# DIRECTIVE
Below is a block of data; give all of it again word for word.

[Saved data entries]
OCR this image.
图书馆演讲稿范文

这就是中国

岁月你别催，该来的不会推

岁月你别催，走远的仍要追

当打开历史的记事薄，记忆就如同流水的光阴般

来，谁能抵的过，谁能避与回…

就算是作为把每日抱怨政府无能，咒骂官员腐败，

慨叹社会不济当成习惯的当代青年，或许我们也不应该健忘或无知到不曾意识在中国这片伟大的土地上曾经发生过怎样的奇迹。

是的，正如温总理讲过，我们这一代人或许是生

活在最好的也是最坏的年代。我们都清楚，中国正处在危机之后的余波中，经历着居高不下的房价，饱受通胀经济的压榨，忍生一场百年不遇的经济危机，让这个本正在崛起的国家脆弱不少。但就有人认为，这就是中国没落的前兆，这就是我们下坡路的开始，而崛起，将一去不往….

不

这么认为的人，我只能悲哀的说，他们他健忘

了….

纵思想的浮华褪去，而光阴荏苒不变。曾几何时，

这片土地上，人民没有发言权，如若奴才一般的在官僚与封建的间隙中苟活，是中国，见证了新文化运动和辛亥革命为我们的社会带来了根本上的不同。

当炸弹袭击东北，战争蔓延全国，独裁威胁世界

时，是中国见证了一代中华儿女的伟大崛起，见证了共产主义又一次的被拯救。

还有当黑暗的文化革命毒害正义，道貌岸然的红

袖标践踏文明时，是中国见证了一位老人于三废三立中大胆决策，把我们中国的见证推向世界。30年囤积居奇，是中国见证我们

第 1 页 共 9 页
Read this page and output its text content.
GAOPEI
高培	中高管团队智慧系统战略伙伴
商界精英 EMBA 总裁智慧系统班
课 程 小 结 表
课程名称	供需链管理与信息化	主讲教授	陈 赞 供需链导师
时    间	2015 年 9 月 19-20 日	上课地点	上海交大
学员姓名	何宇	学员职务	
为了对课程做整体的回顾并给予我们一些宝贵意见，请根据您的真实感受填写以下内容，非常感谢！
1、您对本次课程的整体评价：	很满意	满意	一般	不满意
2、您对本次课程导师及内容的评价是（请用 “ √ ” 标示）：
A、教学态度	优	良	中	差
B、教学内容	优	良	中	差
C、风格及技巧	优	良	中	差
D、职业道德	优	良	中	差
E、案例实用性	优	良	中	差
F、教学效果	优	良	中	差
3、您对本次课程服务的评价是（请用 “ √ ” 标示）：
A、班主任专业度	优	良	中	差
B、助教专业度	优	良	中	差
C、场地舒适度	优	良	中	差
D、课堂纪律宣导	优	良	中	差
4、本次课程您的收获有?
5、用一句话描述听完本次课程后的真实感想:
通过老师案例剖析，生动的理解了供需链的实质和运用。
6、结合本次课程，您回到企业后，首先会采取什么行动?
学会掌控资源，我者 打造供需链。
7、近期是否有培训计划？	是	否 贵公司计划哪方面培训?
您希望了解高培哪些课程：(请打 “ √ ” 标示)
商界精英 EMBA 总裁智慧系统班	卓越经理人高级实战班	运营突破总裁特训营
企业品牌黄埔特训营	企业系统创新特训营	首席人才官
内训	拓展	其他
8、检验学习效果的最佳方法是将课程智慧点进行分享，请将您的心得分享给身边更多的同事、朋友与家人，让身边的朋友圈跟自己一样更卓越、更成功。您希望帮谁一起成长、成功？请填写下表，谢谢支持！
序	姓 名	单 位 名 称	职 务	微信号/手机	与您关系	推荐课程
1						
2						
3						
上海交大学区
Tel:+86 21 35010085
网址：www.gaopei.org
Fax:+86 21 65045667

# WRITTEN RESPONSE
OCR this image.
图书馆演讲稿范文

这就是中国

岁月你别催，该来的不会推

岁月你别催，走远的仍要追

当打开历史的记事薄，记忆就如同流水的光阴般

来，谁能抵的过，谁能避与回…

就算是作为把每日抱怨政府无能，咒骂官员腐败，

慨叹社会不济当成习惯的当代青年，或许我们也不应该健忘或无知到不曾意识在中国这片伟大的土地上曾经发生过怎样的奇迹。

是的，正如温总理讲过，我们这一代人或许是生

活在最好的也是最坏的年代。我们都清楚，中国正处在危机之后的余波中，经历着居高不下的房价，饱受通胀经济的压榨，忍生一场百年不遇的经济危机，让这个本正在崛起的国家脆弱不少。但就有人认为，这就是中国没落的前兆，这就是我们下坡路的开始，而崛起，将一去不往….

不

这么认为的人，我只能悲哀的说，他们他健忘

了….

纵思想的浮华褪去，而光阴荏苒不变。曾几何时，

这片土地上，人民没有发言权，如若奴才一般的在官僚与封建的间隙中苟活，是中国，见证了新文化运动和辛亥革命为我们的社会带来了根本上的不同。

当炸弹袭击东北，战争蔓延全国，独裁威胁世界

时，是中国见证了一代中华儿女的伟大崛起，见证了共产主义又一次的被拯救。

还有当黑暗的文化革命毒害正义，道貌岸然的红

袖标践踏文明时，是中国见证了一位老人于三废三立中大胆决策，把我们中国的见证推向世界。30年囤积居奇，是中国见证我们

第 1 页 共 9 页
Read this page and output its text content.
GAOPEI
高培	中高管团队智慧系统战略伙伴
商界精英 EMBA 总裁智慧系统班
课 程 小 结 表
课程名称	供需链管理与信息化	主讲教授	陈 赞 供需链导师
时    间	2015 年 9 月 19-20 日	上课地点	上海交大
学员姓名	何宇	学员职务	
为了对课程做整体的回顾并给予我们一些宝贵意见，请根据您的真实感受填写以下内容，非常感谢！
1、您对本次课程的整体评价：	很满意	满意	一般	不满意
2、您对本次课程导师及内容的评价是（请用 “ √ ” 标示）：
A、教学态度	优	良	中	差
B、教学内容	优	良	中	差
C、风格及技巧	优	良	中	差
D、职业道德	优	良	中	差
E、案例实用性	优	良	中	差
F、教学效果	优	良	中	差
3、您对本次课程服务的评价是（请用 “ √ ” 标示）：
A、班主任专业度	优	良	中	差
B、助教专业度	优	良	中	差
C、场地舒适度	优	良	中	差
D、课堂纪律宣导	优	良	中	差
4、本次课程您的收获有?
5、用一句话描述听完本次课程后的真实感想:
通过老师案例剖析，生动的理解了供需链的实质和运用。
6、结合本次课程，您回到企业后，首先会采取什么行动?
学会掌控资源，我者 打造供需链。
7、近期是否有培训计划？	是	否 贵公司计划哪方面培训?
您希望了解高培哪些课程：(请打 “ √ ” 标示)
商界精英 EMBA 总裁智慧系统班	卓越经理人高级实战班	运营突破总裁特训营
企业品牌黄埔特训营	企业系统创新特训营	首席人才官
内训	拓展	其他
8、检验学习效果的最佳方法是将课程智慧点进行分享，请将您的心得分享给身边更多的同事、朋友与家人，让身边的朋友圈跟自己一样更卓越、更成功。您希望帮谁一起成长、成功？请填写下表，谢谢支持！
序	姓 名	单 位 名 称	职 务	微信号/手机	与您关系	推荐课程
1						
2						
3						
上海交大学区
Tel:+86 21 35010085
网址：www.gaopei.org
Fax:+86 21 65045667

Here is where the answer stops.